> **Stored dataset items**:
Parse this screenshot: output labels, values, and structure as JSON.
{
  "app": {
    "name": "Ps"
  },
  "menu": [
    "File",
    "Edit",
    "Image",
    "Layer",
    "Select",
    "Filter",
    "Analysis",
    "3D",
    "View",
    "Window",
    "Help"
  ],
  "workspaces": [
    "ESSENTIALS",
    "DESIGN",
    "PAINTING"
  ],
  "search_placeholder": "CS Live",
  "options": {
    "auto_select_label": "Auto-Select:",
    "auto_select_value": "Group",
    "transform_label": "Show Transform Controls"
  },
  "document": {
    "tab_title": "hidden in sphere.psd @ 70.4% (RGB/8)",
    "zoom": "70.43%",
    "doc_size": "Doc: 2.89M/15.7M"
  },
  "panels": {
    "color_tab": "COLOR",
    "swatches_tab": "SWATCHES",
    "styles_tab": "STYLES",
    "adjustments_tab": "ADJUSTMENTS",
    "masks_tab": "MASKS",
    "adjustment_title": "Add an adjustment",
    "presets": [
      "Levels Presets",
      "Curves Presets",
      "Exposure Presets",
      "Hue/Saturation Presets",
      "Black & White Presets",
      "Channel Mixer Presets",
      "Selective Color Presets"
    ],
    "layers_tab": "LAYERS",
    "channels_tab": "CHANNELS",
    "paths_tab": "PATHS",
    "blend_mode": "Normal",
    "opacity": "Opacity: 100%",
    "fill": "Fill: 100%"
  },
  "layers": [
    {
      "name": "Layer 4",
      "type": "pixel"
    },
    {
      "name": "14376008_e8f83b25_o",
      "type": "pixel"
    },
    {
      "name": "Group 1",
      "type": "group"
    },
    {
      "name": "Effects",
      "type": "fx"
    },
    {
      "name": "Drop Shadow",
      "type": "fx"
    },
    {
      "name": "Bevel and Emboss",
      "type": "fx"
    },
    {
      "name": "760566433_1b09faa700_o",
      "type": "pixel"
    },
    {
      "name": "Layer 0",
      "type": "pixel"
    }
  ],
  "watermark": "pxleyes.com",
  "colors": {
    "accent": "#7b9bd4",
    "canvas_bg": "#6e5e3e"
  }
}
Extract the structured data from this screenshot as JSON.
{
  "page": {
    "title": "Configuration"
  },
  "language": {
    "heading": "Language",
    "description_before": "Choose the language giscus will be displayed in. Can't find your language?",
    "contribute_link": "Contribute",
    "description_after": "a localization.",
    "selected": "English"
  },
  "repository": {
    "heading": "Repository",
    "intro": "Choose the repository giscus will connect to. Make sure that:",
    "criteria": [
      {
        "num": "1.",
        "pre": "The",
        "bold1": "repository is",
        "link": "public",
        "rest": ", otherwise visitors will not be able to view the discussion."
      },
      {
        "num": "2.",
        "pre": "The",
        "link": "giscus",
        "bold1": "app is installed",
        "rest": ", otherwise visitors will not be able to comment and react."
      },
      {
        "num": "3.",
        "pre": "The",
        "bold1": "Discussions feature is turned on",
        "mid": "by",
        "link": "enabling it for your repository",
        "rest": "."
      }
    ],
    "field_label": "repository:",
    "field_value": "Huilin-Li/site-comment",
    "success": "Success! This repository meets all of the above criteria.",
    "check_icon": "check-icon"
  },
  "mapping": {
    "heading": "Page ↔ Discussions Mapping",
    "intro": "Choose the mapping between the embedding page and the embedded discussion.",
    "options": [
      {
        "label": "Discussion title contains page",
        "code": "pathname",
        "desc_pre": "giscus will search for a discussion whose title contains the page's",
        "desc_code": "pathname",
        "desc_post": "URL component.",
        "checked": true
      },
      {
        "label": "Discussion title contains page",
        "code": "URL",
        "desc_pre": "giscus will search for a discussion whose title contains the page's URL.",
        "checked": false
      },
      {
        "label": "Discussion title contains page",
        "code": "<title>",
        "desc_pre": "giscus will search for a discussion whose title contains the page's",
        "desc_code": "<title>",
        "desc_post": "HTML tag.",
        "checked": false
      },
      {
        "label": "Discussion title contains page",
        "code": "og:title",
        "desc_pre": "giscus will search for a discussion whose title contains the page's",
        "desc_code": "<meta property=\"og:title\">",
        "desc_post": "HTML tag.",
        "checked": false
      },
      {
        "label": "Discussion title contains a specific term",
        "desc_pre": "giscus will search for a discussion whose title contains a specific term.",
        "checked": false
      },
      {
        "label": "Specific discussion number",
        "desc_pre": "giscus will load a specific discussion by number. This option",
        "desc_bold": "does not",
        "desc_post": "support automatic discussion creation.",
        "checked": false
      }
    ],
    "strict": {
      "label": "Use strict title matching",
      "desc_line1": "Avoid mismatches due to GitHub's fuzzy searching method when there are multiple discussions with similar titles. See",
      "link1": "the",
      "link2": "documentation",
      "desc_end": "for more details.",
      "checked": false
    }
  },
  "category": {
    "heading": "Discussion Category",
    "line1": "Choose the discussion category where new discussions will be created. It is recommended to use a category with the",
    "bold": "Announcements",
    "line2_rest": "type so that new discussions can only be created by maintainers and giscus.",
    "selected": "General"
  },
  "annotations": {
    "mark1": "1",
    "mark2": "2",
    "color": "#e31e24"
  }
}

> **Exercise description**: Write out every entry verbatim.

> **Output**:
Parse this screenshot: output labels, values, and structure as JSON.
{
  "app": {
    "name": "Ps"
  },
  "menu": [
    "File",
    "Edit",
    "Image",
    "Layer",
    "Select",
    "Filter",
    "Analysis",
    "3D",
    "View",
    "Window",
    "Help"
  ],
  "workspaces": [
    "ESSENTIALS",
    "DESIGN",
    "PAINTING"
  ],
  "search_placeholder": "CS Live",
  "options": {
    "auto_select_label": "Auto-Select:",
    "auto_select_value": "Group",
    "transform_label": "Show Transform Controls"
  },
  "document": {
    "tab_title": "hidden in sphere.psd @ 70.4% (RGB/8)",
    "zoom": "70.43%",
    "doc_size": "Doc: 2.89M/15.7M"
  },
  "panels": {
    "color_tab": "COLOR",
    "swatches_tab": "SWATCHES",
    "styles_tab": "STYLES",
    "adjustments_tab": "ADJUSTMENTS",
    "masks_tab": "MASKS",
    "adjustment_title": "Add an adjustment",
    "presets": [
      "Levels Presets",
      "Curves Presets",
      "Exposure Presets",
      "Hue/Saturation Presets",
      "Black & White Presets",
      "Channel Mixer Presets",
      "Selective Color Presets"
    ],
    "layers_tab": "LAYERS",
    "channels_tab": "CHANNELS",
    "paths_tab": "PATHS",
    "blend_mode": "Normal",
    "opacity": "Opacity: 100%",
    "fill": "Fill: 100%"
  },
  "layers": [
    {
      "name": "Layer 4",
      "type": "pixel"
    },
    {
      "name": "14376008_e8f83b25_o",
      "type": "pixel"
    },
    {
      "name": "Group 1",
      "type": "group"
    },
    {
      "name": "Effects",
      "type": "fx"
    },
    {
      "name": "Drop Shadow",
      "type": "fx"
    },
    {
      "name": "Bevel and Emboss",
      "type": "fx"
    },
    {
      "name": "760566433_1b09faa700_o",
      "type": "pixel"
    },
    {
      "name": "Layer 0",
      "type": "pixel"
    }
  ],
  "watermark": "pxleyes.com",
  "colors": {
    "accent": "#7b9bd4",
    "canvas_bg": "#6e5e3e"
  }
}
Extract the structured data from this screenshot as JSON.
{
  "page": {
    "title": "Configuration"
  },
  "language": {
    "heading": "Language",
    "description_before": "Choose the language giscus will be displayed in. Can't find your language?",
    "contribute_link": "Contribute",
    "description_after": "a localization.",
    "selected": "English"
  },
  "repository": {
    "heading": "Repository",
    "intro": "Choose the repository giscus will connect to. Make sure that:",
    "criteria": [
      {
        "num": "1.",
        "pre": "The",
        "bold1": "repository is",
        "link": "public",
        "rest": ", otherwise visitors will not be able to view the discussion."
      },
      {
        "num": "2.",
        "pre": "The",
        "link": "giscus",
        "bold1": "app is installed",
        "rest": ", otherwise visitors will not be able to comment and react."
      },
      {
        "num": "3.",
        "pre": "The",
        "bold1": "Discussions feature is turned on",
        "mid": "by",
        "link": "enabling it for your repository",
        "rest": "."
      }
    ],
    "field_label": "repository:",
    "field_value": "Huilin-Li/site-comment",
    "success": "Success! This repository meets all of the above criteria.",
    "check_icon": "check-icon"
  },
  "mapping": {
    "heading": "Page ↔ Discussions Mapping",
    "intro": "Choose the mapping between the embedding page and the embedded discussion.",
    "options": [
      {
        "label": "Discussion title contains page",
        "code": "pathname",
        "desc_pre": "giscus will search for a discussion whose title contains the page's",
        "desc_code": "pathname",
        "desc_post": "URL component.",
        "checked": true
      },
      {
        "label": "Discussion title contains page",
        "code": "URL",
        "desc_pre": "giscus will search for a discussion whose title contains the page's URL.",
        "checked": false
      },
      {
        "label": "Discussion title contains page",
        "code": "<title>",
        "desc_pre": "giscus will search for a discussion whose title contains the page's",
        "desc_code": "<title>",
        "desc_post": "HTML tag.",
        "checked": false
      },
      {
        "label": "Discussion title contains page",
        "code": "og:title",
        "desc_pre": "giscus will search for a discussion whose title contains the page's",
        "desc_code": "<meta property=\"og:title\">",
        "desc_post": "HTML tag.",
        "checked": false
      },
      {
        "label": "Discussion title contains a specific term",
        "desc_pre": "giscus will search for a discussion whose title contains a specific term.",
        "checked": false
      },
      {
        "label": "Specific discussion number",
        "desc_pre": "giscus will load a specific discussion by number. This option",
        "desc_bold": "does not",
        "desc_post": "support automatic discussion creation.",
        "checked": false
      }
    ],
    "strict": {
      "label": "Use strict title matching",
      "desc_line1": "Avoid mismatches due to GitHub's fuzzy searching method when there are multiple discussions with similar titles. See",
      "link1": "the",
      "link2": "documentation",
      "desc_end": "for more details.",
      "checked": false
    }
  },
  "category": {
    "heading": "Discussion Category",
    "line1": "Choose the discussion category where new discussions will be created. It is recommended to use a category with the",
    "bold": "Announcements",
    "line2_rest": "type so that new discussions can only be created by maintainers and giscus.",
    "selected": "General"
  },
  "annotations": {
    "mark1": "1",
    "mark2": "2",
    "color": "#e31e24"
  }
}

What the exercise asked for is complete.